** start of INPUT MATERIAL **

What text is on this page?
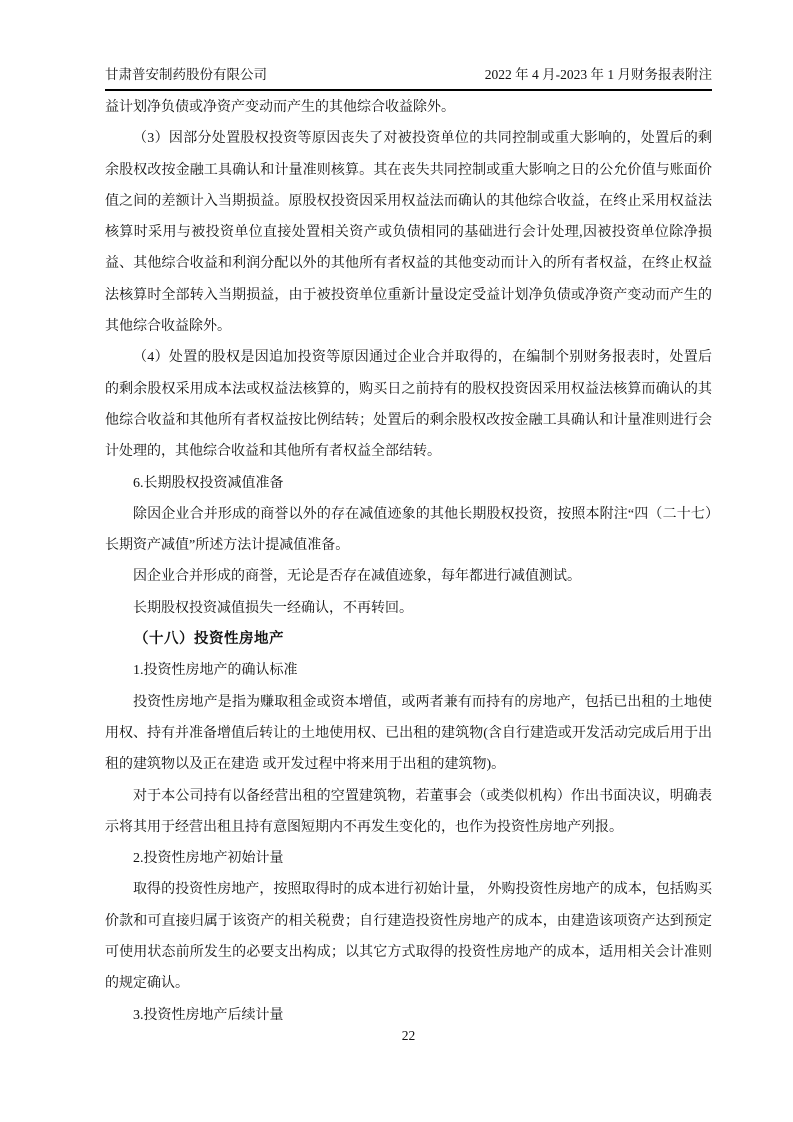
甘肃普安制药股份有限公司	2022 年 4 月-2023 年 1 月财务报表附注

益计划净负债或净资产变动而产生的其他综合收益除外。

（3）因部分处置股权投资等原因丧失了对被投资单位的共同控制或重大影响的，处置后的剩余股权改按金融工具确认和计量准则核算。其在丧失共同控制或重大影响之日的公允价值与账面价值之间的差额计入当期损益。原股权投资因采用权益法而确认的其他综合收益，在终止采用权益法核算时采用与被投资单位直接处置相关资产或负债相同的基础进行会计处理,因被投资单位除净损益、其他综合收益和利润分配以外的其他所有者权益的其他变动而计入的所有者权益，在终止权益法核算时全部转入当期损益，由于被投资单位重新计量设定受益计划净负债或净资产变动而产生的其他综合收益除外。

（4）处置的股权是因追加投资等原因通过企业合并取得的，在编制个别财务报表时，处置后的剩余股权采用成本法或权益法核算的，购买日之前持有的股权投资因采用权益法核算而确认的其他综合收益和其他所有者权益按比例结转；处置后的剩余股权改按金融工具确认和计量准则进行会计处理的，其他综合收益和其他所有者权益全部结转。

6.长期股权投资减值准备

除因企业合并形成的商誉以外的存在减值迹象的其他长期股权投资，按照本附注“四（二十七）长期资产减值”所述方法计提减值准备。

因企业合并形成的商誉，无论是否存在减值迹象，每年都进行减值测试。

长期股权投资减值损失一经确认，不再转回。

（十八）投资性房地产

1.投资性房地产的确认标准

投资性房地产是指为赚取租金或资本增值，或两者兼有而持有的房地产，包括已出租的土地使用权、持有并准备增值后转让的土地使用权、已出租的建筑物(含自行建造或开发活动完成后用于出租的建筑物以及正在建造 或开发过程中将来用于出租的建筑物)。

对于本公司持有以备经营出租的空置建筑物，若董事会（或类似机构）作出书面决议，明确表示将其用于经营出租且持有意图短期内不再发生变化的，也作为投资性房地产列报。

2.投资性房地产初始计量

取得的投资性房地产，按照取得时的成本进行初始计量， 外购投资性房地产的成本，包括购买价款和可直接归属于该资产的相关税费；自行建造投资性房地产的成本，由建造该项资产达到预定可使用状态前所发生的必要支出构成；以其它方式取得的投资性房地产的成本，适用相关会计准则的规定确认。

3.投资性房地产后续计量

22
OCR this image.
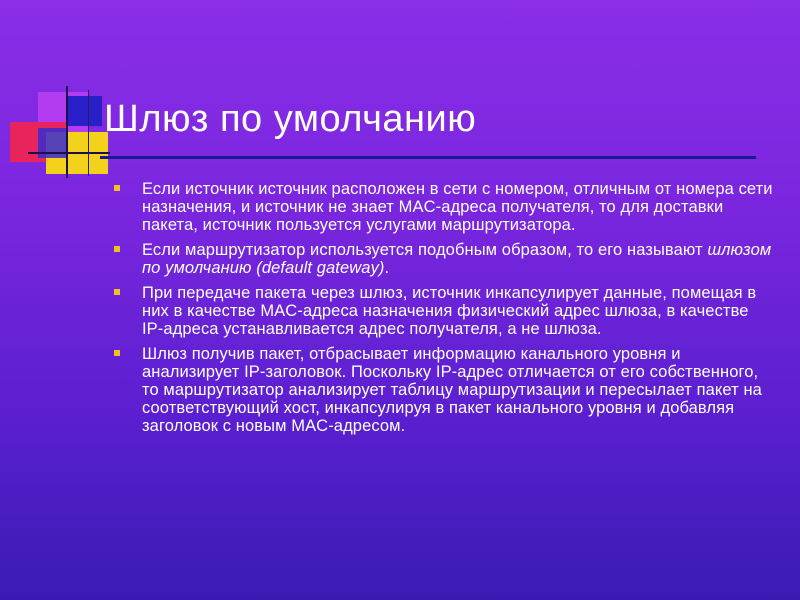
Шлюз по умолчанию
Если источник источник расположен в сети с номером, отличным от номера сети назначения, и источник не знает MAC-адреса получателя, то для доставки пакета, источник пользуется услугами маршрутизатора.
Если маршрутизатор используется подобным образом, то его называют шлюзом по умолчанию (default gateway).
При передаче пакета через шлюз, источник инкапсулирует данные, помещая в них в качестве MAC-адреса назначения физический адрес шлюза, в качестве IP-адреса устанавливается адрес получателя, а не шлюза.
Шлюз получив пакет, отбрасывает информацию канального уровня и анализирует IP-заголовок. Поскольку IP-адрес отличается от его собственного, то маршрутизатор анализирует таблицу маршрутизации и пересылает пакет на соответствующий хост, инкапсулируя в пакет канального уровня и добавляя заголовок с новым MAC-адресом.
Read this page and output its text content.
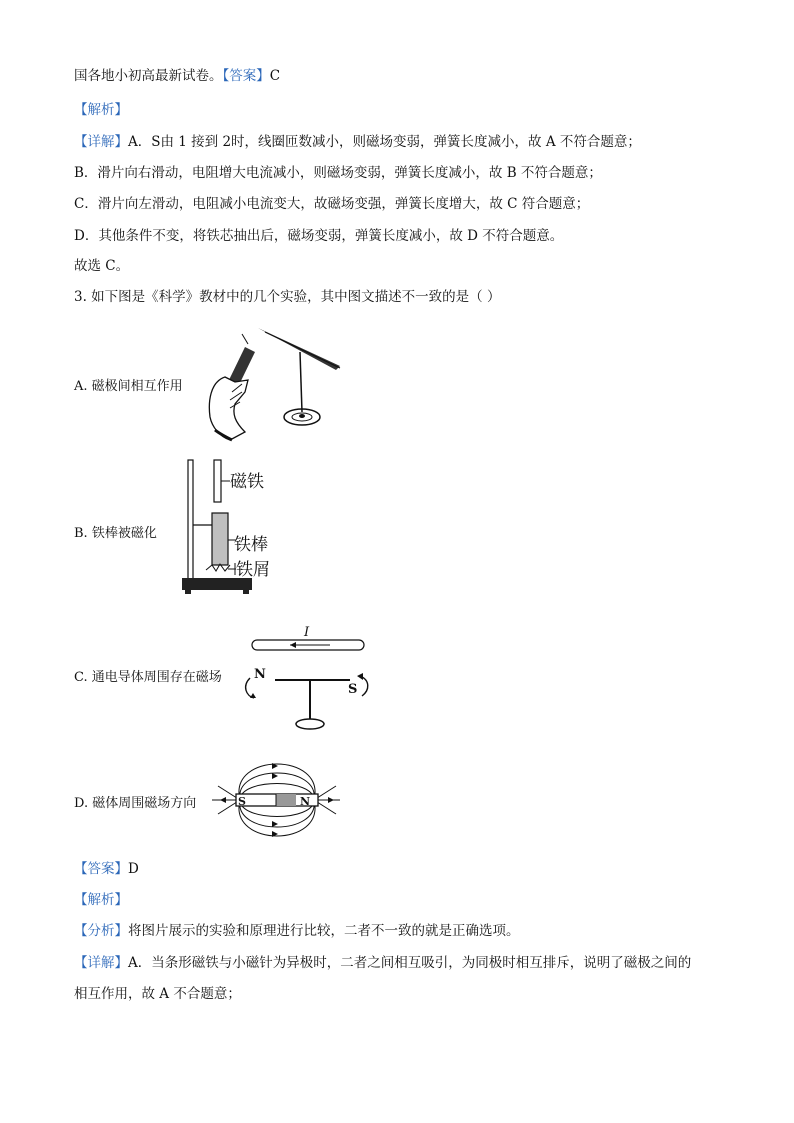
国各地小初高最新试卷。【答案】C
【解析】
【详解】A．S由 1 接到 2时，线圈匝数减小，则磁场变弱，弹簧长度减小，故 A 不符合题意；
B．滑片向右滑动，电阻增大电流减小，则磁场变弱，弹簧长度减小，故 B 不符合题意；
C．滑片向左滑动，电阻减小电流变大，故磁场变强，弹簧长度增大，故 C 符合题意；
D．其他条件不变，将铁芯抽出后，磁场变弱，弹簧长度减小，故 D 不符合题意。
故选 C。
3. 如下图是《科学》教材中的几个实验，其中图文描述不一致的是（ ）
A. 磁极间相互作用
B. 铁棒被磁化
磁铁
铁棒
铁屑
C. 通电导体周围存在磁场
I
N
S
D. 磁体周围磁场方向	S	N
【答案】D
【解析】
【分析】将图片展示的实验和原理进行比较，二者不一致的就是正确选项。
【详解】A．当条形磁铁与小磁针为异极时，二者之间相互吸引，为同极时相互排斥，说明了磁极之间的
相互作用，故 A 不合题意；
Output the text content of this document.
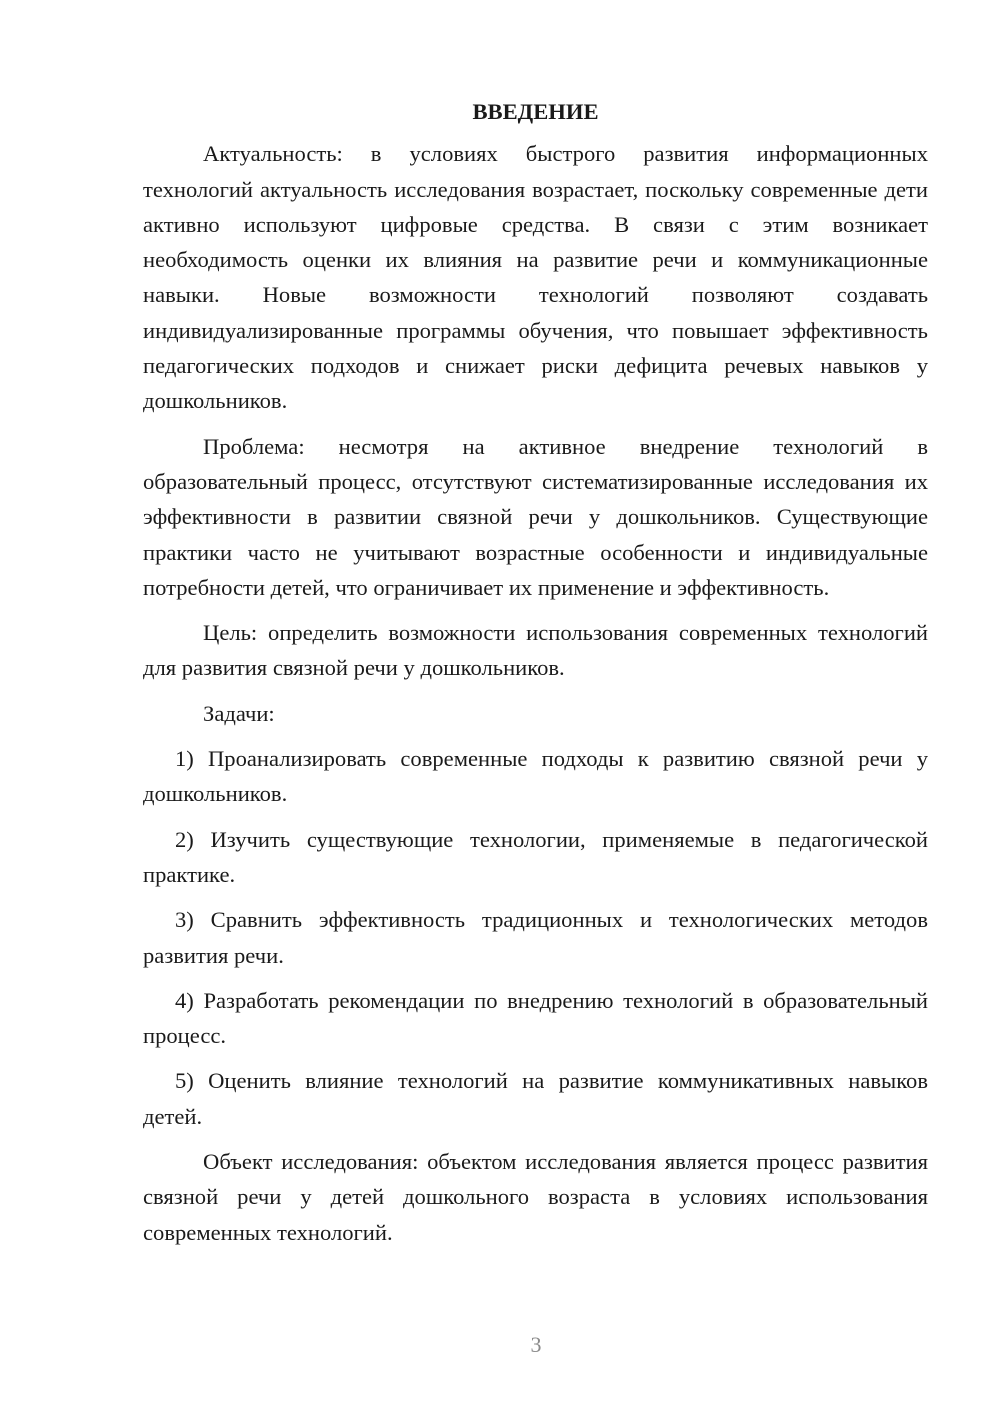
ВВЕДЕНИЕ

Актуальность: в условиях быстрого развития информационных технологий актуальность исследования возрастает, поскольку современные дети активно используют цифровые средства. В связи с этим возникает необходимость оценки их влияния на развитие речи и коммуникационные навыки. Новые возможности технологий позволяют создавать индивидуализированные программы обучения, что повышает эффективность педагогических подходов и снижает риски дефицита речевых навыков у дошкольников.

Проблема: несмотря на активное внедрение технологий в образовательный процесс, отсутствуют систематизированные исследования их эффективности в развитии связной речи у дошкольников. Существующие практики часто не учитывают возрастные особенности и индивидуальные потребности детей, что ограничивает их применение и эффективность.

Цель: определить возможности использования современных технологий для развития связной речи у дошкольников.

Задачи:

1) Проанализировать современные подходы к развитию связной речи у дошкольников.

2) Изучить существующие технологии, применяемые в педагогической практике.

3) Сравнить эффективность традиционных и технологических методов развития речи.

4) Разработать рекомендации по внедрению технологий в образовательный процесс.

5) Оценить влияние технологий на развитие коммуникативных навыков детей.

Объект исследования: объектом исследования является процесс развития связной речи у детей дошкольного возраста в условиях использования современных технологий.

3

** end of INPUT MATERIAL **

GIVEN INSTRUCTION:
Which lines in the records above contain the string "弹簧长度减小"? Copy each one.

ANSWER TO THE EXERCISE:
【详解】A．S由 1 接到 2时，线圈匝数减小，则磁场变弱，弹簧长度减小，故 A 不符合题意；
B．滑片向右滑动，电阻增大电流减小，则磁场变弱，弹簧长度减小，故 B 不符合题意；
D．其他条件不变，将铁芯抽出后，磁场变弱，弹簧长度减小，故 D 不符合题意。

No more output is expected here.